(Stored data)
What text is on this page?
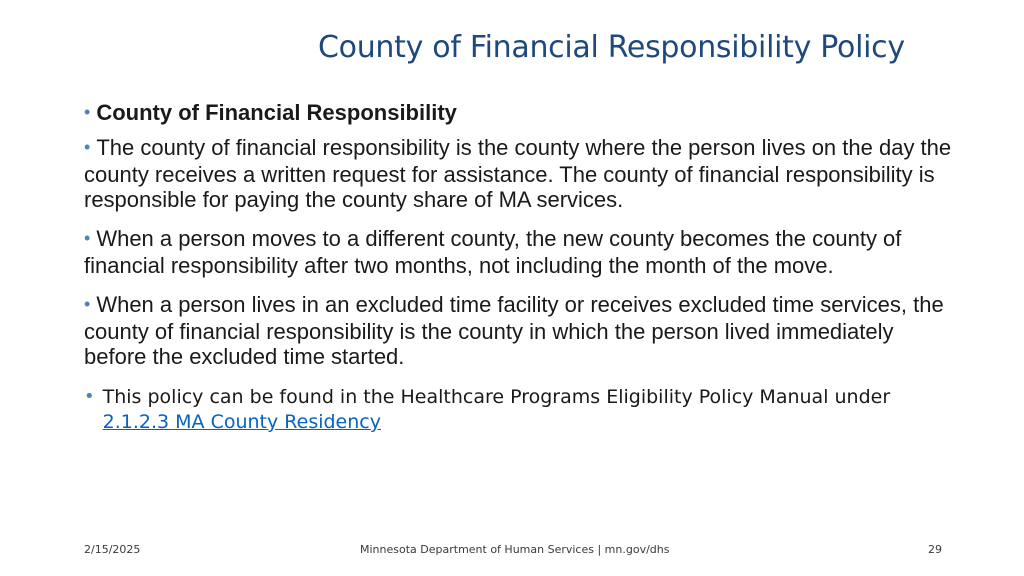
County of Financial Responsibility Policy

• County of Financial Responsibility

• The county of financial responsibility is the county where the person lives on the day the county receives a written request for assistance. The county of financial responsibility is responsible for paying the county share of MA services.

• When a person moves to a different county, the new county becomes the county of financial responsibility after two months, not including the month of the move.

• When a person lives in an excluded time facility or receives excluded time services, the county of financial responsibility is the county in which the person lived immediately before the excluded time started.

• This policy can be found in the Healthcare Programs Eligibility Policy Manual under 2.1.2.3 MA County Residency
2/15/2025	Minnesota Department of Human Services | mn.gov/dhs	29
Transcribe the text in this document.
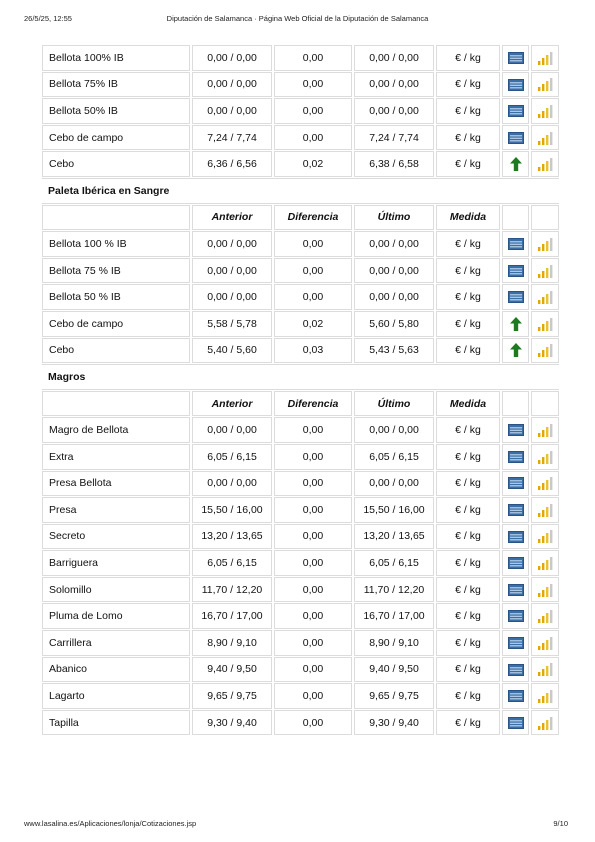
26/5/25, 12:55	Diputación de Salamanca · Página Web Oficial de la Diputación de Salamanca
Bellota 100% IB	0,00 / 0,00	0,00	0,00 / 0,00	€ / kg		
Bellota 75% IB	0,00 / 0,00	0,00	0,00 / 0,00	€ / kg		
Bellota 50% IB	0,00 / 0,00	0,00	0,00 / 0,00	€ / kg		
Cebo de campo	7,24 / 7,74	0,00	7,24 / 7,74	€ / kg		
Cebo	6,36 / 6,56	0,02	6,38 / 6,58	€ / kg		
Paleta Ibérica en Sangre						
	Anterior	Diferencia	Último	Medida		
Bellota 100 % IB	0,00 / 0,00	0,00	0,00 / 0,00	€ / kg		
Bellota 75 % IB	0,00 / 0,00	0,00	0,00 / 0,00	€ / kg		
Bellota 50 % IB	0,00 / 0,00	0,00	0,00 / 0,00	€ / kg		
Cebo de campo	5,58 / 5,78	0,02	5,60 / 5,80	€ / kg		
Cebo	5,40 / 5,60	0,03	5,43 / 5,63	€ / kg		
Magros						
	Anterior	Diferencia	Último	Medida		
Magro de Bellota	0,00 / 0,00	0,00	0,00 / 0,00	€ / kg		
Extra	6,05 / 6,15	0,00	6,05 / 6,15	€ / kg		
Presa Bellota	0,00 / 0,00	0,00	0,00 / 0,00	€ / kg		
Presa	15,50 / 16,00	0,00	15,50 / 16,00	€ / kg		
Secreto	13,20 / 13,65	0,00	13,20 / 13,65	€ / kg		
Barriguera	6,05 / 6,15	0,00	6,05 / 6,15	€ / kg		
Solomillo	11,70 / 12,20	0,00	11,70 / 12,20	€ / kg		
Pluma de Lomo	16,70 / 17,00	0,00	16,70 / 17,00	€ / kg		
Carrillera	8,90 / 9,10	0,00	8,90 / 9,10	€ / kg		
Abanico	9,40 / 9,50	0,00	9,40 / 9,50	€ / kg		
Lagarto	9,65 / 9,75	0,00	9,65 / 9,75	€ / kg		
Tapilla	9,30 / 9,40	0,00	9,30 / 9,40	€ / kg		
www.lasalina.es/Aplicaciones/lonja/Cotizaciones.jsp	9/10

= WHAT TO WORK ON =
Provide only the number of lines in the records containing the string "Policy".

= EXERCISE SOLUTION =
2